Your goal:
Repeat the lines that follow, leaving nothing out.

Records for the task:
________________

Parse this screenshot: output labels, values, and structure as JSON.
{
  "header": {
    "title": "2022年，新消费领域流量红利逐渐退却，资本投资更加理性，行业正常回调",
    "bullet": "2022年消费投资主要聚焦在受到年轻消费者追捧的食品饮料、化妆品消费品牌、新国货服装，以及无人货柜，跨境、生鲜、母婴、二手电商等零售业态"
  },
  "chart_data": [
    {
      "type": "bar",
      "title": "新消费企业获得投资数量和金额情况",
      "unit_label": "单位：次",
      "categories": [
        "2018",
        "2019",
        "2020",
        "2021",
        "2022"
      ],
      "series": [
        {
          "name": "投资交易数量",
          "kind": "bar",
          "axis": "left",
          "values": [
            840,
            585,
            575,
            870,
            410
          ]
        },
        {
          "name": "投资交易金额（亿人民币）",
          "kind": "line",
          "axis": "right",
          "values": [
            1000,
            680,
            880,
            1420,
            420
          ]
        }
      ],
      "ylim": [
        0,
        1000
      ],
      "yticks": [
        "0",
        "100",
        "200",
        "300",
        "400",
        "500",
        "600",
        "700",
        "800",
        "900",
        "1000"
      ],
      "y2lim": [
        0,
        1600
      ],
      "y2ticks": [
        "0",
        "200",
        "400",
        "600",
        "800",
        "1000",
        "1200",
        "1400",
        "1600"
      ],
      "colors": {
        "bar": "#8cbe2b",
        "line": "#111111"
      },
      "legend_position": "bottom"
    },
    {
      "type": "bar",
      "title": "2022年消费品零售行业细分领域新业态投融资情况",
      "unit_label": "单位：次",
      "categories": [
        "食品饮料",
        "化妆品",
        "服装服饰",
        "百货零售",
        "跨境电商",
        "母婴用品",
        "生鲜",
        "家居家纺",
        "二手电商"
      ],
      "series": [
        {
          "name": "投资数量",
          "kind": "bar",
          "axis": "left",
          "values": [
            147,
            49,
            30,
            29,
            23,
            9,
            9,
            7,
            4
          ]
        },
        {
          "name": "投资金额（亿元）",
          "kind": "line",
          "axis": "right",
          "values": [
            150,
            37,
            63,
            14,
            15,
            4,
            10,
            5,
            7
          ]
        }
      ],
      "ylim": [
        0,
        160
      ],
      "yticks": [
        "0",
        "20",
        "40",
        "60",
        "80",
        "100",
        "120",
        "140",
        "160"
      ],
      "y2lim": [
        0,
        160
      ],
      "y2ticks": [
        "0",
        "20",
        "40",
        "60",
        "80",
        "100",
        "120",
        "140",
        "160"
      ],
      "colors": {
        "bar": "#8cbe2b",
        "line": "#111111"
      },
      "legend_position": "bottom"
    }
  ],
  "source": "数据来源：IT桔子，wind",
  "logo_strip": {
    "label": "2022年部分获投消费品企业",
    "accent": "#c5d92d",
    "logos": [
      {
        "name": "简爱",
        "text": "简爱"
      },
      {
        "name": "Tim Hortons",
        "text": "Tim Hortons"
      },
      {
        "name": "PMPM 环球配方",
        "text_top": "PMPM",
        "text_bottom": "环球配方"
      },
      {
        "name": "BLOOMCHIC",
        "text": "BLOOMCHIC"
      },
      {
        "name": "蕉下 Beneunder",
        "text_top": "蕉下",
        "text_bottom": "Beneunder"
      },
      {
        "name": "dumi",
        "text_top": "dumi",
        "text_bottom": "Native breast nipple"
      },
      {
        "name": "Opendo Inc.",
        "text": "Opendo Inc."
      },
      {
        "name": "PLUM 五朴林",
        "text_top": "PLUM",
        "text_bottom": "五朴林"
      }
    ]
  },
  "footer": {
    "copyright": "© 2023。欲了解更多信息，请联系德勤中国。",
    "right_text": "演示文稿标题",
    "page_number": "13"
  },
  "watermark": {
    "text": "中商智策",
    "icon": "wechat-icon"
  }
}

________________

Expected output:
Parse this screenshot: output labels, values, and structure as JSON.
{
  "header": {
    "title": "2022年，新消费领域流量红利逐渐退却，资本投资更加理性，行业正常回调",
    "bullet": "2022年消费投资主要聚焦在受到年轻消费者追捧的食品饮料、化妆品消费品牌、新国货服装，以及无人货柜，跨境、生鲜、母婴、二手电商等零售业态"
  },
  "chart_data": [
    {
      "type": "bar",
      "title": "新消费企业获得投资数量和金额情况",
      "unit_label": "单位：次",
      "categories": [
        "2018",
        "2019",
        "2020",
        "2021",
        "2022"
      ],
      "series": [
        {
          "name": "投资交易数量",
          "kind": "bar",
          "axis": "left",
          "values": [
            840,
            585,
            575,
            870,
            410
          ]
        },
        {
          "name": "投资交易金额（亿人民币）",
          "kind": "line",
          "axis": "right",
          "values": [
            1000,
            680,
            880,
            1420,
            420
          ]
        }
      ],
      "ylim": [
        0,
        1000
      ],
      "yticks": [
        "0",
        "100",
        "200",
        "300",
        "400",
        "500",
        "600",
        "700",
        "800",
        "900",
        "1000"
      ],
      "y2lim": [
        0,
        1600
      ],
      "y2ticks": [
        "0",
        "200",
        "400",
        "600",
        "800",
        "1000",
        "1200",
        "1400",
        "1600"
      ],
      "colors": {
        "bar": "#8cbe2b",
        "line": "#111111"
      },
      "legend_position": "bottom"
    },
    {
      "type": "bar",
      "title": "2022年消费品零售行业细分领域新业态投融资情况",
      "unit_label": "单位：次",
      "categories": [
        "食品饮料",
        "化妆品",
        "服装服饰",
        "百货零售",
        "跨境电商",
        "母婴用品",
        "生鲜",
        "家居家纺",
        "二手电商"
      ],
      "series": [
        {
          "name": "投资数量",
          "kind": "bar",
          "axis": "left",
          "values": [
            147,
            49,
            30,
            29,
            23,
            9,
            9,
            7,
            4
          ]
        },
        {
          "name": "投资金额（亿元）",
          "kind": "line",
          "axis": "right",
          "values": [
            150,
            37,
            63,
            14,
            15,
            4,
            10,
            5,
            7
          ]
        }
      ],
      "ylim": [
        0,
        160
      ],
      "yticks": [
        "0",
        "20",
        "40",
        "60",
        "80",
        "100",
        "120",
        "140",
        "160"
      ],
      "y2lim": [
        0,
        160
      ],
      "y2ticks": [
        "0",
        "20",
        "40",
        "60",
        "80",
        "100",
        "120",
        "140",
        "160"
      ],
      "colors": {
        "bar": "#8cbe2b",
        "line": "#111111"
      },
      "legend_position": "bottom"
    }
  ],
  "source": "数据来源：IT桔子，wind",
  "logo_strip": {
    "label": "2022年部分获投消费品企业",
    "accent": "#c5d92d",
    "logos": [
      {
        "name": "简爱",
        "text": "简爱"
      },
      {
        "name": "Tim Hortons",
        "text": "Tim Hortons"
      },
      {
        "name": "PMPM 环球配方",
        "text_top": "PMPM",
        "text_bottom": "环球配方"
      },
      {
        "name": "BLOOMCHIC",
        "text": "BLOOMCHIC"
      },
      {
        "name": "蕉下 Beneunder",
        "text_top": "蕉下",
        "text_bottom": "Beneunder"
      },
      {
        "name": "dumi",
        "text_top": "dumi",
        "text_bottom": "Native breast nipple"
      },
      {
        "name": "Opendo Inc.",
        "text": "Opendo Inc."
      },
      {
        "name": "PLUM 五朴林",
        "text_top": "PLUM",
        "text_bottom": "五朴林"
      }
    ]
  },
  "footer": {
    "copyright": "© 2023。欲了解更多信息，请联系德勤中国。",
    "right_text": "演示文稿标题",
    "page_number": "13"
  },
  "watermark": {
    "text": "中商智策",
    "icon": "wechat-icon"
  }
}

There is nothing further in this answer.